__WHAT IS EXPECTED__: Each entry should be quoted word for word, including every mark of punctuation.

__MATERIAL__:
--------------------

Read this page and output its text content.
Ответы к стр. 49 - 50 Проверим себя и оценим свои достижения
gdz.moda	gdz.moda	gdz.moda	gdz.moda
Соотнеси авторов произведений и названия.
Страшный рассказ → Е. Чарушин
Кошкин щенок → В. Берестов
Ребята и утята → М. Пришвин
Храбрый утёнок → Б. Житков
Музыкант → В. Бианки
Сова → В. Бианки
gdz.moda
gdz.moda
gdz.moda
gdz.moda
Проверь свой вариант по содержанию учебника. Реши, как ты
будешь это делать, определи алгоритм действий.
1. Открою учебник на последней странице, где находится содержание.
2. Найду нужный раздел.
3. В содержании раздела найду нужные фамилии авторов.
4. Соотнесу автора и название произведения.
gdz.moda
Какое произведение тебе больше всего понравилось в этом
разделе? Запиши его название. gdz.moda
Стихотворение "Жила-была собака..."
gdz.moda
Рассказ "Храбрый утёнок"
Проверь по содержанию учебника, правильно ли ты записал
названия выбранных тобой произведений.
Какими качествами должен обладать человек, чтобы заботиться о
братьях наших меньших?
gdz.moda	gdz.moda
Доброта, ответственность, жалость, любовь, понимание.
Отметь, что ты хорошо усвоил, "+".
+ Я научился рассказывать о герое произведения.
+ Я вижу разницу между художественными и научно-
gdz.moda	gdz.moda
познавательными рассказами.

--------------------

__COMPLETED TASK__:
Read this page and output its text content.
Ответы к стр. 49 - 50 Проверим себя и оценим свои достижения
gdz.moda	gdz.moda	gdz.moda	gdz.moda
Соотнеси авторов произведений и названия.
Страшный рассказ → Е. Чарушин
Кошкин щенок → В. Берестов
Ребята и утята → М. Пришвин
Храбрый утёнок → Б. Житков
Музыкант → В. Бианки
Сова → В. Бианки
gdz.moda
gdz.moda
gdz.moda
gdz.moda
Проверь свой вариант по содержанию учебника. Реши, как ты
будешь это делать, определи алгоритм действий.
1. Открою учебник на последней странице, где находится содержание.
2. Найду нужный раздел.
3. В содержании раздела найду нужные фамилии авторов.
4. Соотнесу автора и название произведения.
gdz.moda
Какое произведение тебе больше всего понравилось в этом
разделе? Запиши его название. gdz.moda
Стихотворение "Жила-была собака..."
gdz.moda
Рассказ "Храбрый утёнок"
Проверь по содержанию учебника, правильно ли ты записал
названия выбранных тобой произведений.
Какими качествами должен обладать человек, чтобы заботиться о
братьях наших меньших?
gdz.moda	gdz.moda
Доброта, ответственность, жалость, любовь, понимание.
Отметь, что ты хорошо усвоил, "+".
+ Я научился рассказывать о герое произведения.
+ Я вижу разницу между художественными и научно-
gdz.moda	gdz.moda
познавательными рассказами.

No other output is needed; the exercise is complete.